#### Aim of the exercise:
Everything in the listing should be restated word for word.

_ _ _

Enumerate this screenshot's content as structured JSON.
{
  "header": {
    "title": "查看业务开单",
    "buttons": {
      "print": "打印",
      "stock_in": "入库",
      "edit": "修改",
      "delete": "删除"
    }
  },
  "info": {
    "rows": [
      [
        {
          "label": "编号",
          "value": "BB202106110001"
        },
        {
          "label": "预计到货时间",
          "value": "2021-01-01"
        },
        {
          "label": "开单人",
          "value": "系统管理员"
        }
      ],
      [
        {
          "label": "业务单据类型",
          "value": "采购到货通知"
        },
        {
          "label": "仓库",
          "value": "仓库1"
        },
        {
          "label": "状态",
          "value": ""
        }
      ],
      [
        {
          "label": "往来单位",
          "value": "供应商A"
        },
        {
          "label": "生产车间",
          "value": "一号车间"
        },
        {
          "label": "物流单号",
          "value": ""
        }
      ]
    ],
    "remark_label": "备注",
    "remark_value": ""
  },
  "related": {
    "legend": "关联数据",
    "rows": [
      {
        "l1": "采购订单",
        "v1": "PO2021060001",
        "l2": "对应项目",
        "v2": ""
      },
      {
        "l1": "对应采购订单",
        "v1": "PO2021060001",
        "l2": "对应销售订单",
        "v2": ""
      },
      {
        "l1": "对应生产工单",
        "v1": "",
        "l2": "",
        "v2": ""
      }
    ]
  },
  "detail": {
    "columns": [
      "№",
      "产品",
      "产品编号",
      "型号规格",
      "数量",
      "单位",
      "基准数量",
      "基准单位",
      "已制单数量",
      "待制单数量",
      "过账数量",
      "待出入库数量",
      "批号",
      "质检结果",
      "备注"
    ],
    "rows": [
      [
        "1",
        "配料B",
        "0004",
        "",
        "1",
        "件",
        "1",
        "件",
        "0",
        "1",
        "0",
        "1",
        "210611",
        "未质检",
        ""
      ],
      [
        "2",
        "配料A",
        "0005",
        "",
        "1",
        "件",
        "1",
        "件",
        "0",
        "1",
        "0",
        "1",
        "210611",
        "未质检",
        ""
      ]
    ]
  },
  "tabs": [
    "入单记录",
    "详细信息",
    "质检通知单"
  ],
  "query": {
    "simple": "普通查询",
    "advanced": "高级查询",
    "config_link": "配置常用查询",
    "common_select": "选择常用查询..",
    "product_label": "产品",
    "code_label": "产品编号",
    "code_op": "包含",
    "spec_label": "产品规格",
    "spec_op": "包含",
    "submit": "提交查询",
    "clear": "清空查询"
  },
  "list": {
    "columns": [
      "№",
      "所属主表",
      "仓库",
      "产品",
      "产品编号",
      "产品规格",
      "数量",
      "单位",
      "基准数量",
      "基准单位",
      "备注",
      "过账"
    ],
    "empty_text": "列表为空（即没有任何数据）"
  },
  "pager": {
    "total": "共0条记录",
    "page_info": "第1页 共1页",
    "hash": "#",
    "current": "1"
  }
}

_ _ _

#### Solution:
Enumerate this screenshot's content as structured JSON.
{
  "header": {
    "title": "查看业务开单",
    "buttons": {
      "print": "打印",
      "stock_in": "入库",
      "edit": "修改",
      "delete": "删除"
    }
  },
  "info": {
    "rows": [
      [
        {
          "label": "编号",
          "value": "BB202106110001"
        },
        {
          "label": "预计到货时间",
          "value": "2021-01-01"
        },
        {
          "label": "开单人",
          "value": "系统管理员"
        }
      ],
      [
        {
          "label": "业务单据类型",
          "value": "采购到货通知"
        },
        {
          "label": "仓库",
          "value": "仓库1"
        },
        {
          "label": "状态",
          "value": ""
        }
      ],
      [
        {
          "label": "往来单位",
          "value": "供应商A"
        },
        {
          "label": "生产车间",
          "value": "一号车间"
        },
        {
          "label": "物流单号",
          "value": ""
        }
      ]
    ],
    "remark_label": "备注",
    "remark_value": ""
  },
  "related": {
    "legend": "关联数据",
    "rows": [
      {
        "l1": "采购订单",
        "v1": "PO2021060001",
        "l2": "对应项目",
        "v2": ""
      },
      {
        "l1": "对应采购订单",
        "v1": "PO2021060001",
        "l2": "对应销售订单",
        "v2": ""
      },
      {
        "l1": "对应生产工单",
        "v1": "",
        "l2": "",
        "v2": ""
      }
    ]
  },
  "detail": {
    "columns": [
      "№",
      "产品",
      "产品编号",
      "型号规格",
      "数量",
      "单位",
      "基准数量",
      "基准单位",
      "已制单数量",
      "待制单数量",
      "过账数量",
      "待出入库数量",
      "批号",
      "质检结果",
      "备注"
    ],
    "rows": [
      [
        "1",
        "配料B",
        "0004",
        "",
        "1",
        "件",
        "1",
        "件",
        "0",
        "1",
        "0",
        "1",
        "210611",
        "未质检",
        ""
      ],
      [
        "2",
        "配料A",
        "0005",
        "",
        "1",
        "件",
        "1",
        "件",
        "0",
        "1",
        "0",
        "1",
        "210611",
        "未质检",
        ""
      ]
    ]
  },
  "tabs": [
    "入单记录",
    "详细信息",
    "质检通知单"
  ],
  "query": {
    "simple": "普通查询",
    "advanced": "高级查询",
    "config_link": "配置常用查询",
    "common_select": "选择常用查询..",
    "product_label": "产品",
    "code_label": "产品编号",
    "code_op": "包含",
    "spec_label": "产品规格",
    "spec_op": "包含",
    "submit": "提交查询",
    "clear": "清空查询"
  },
  "list": {
    "columns": [
      "№",
      "所属主表",
      "仓库",
      "产品",
      "产品编号",
      "产品规格",
      "数量",
      "单位",
      "基准数量",
      "基准单位",
      "备注",
      "过账"
    ],
    "empty_text": "列表为空（即没有任何数据）"
  },
  "pager": {
    "total": "共0条记录",
    "page_info": "第1页 共1页",
    "hash": "#",
    "current": "1"
  }
}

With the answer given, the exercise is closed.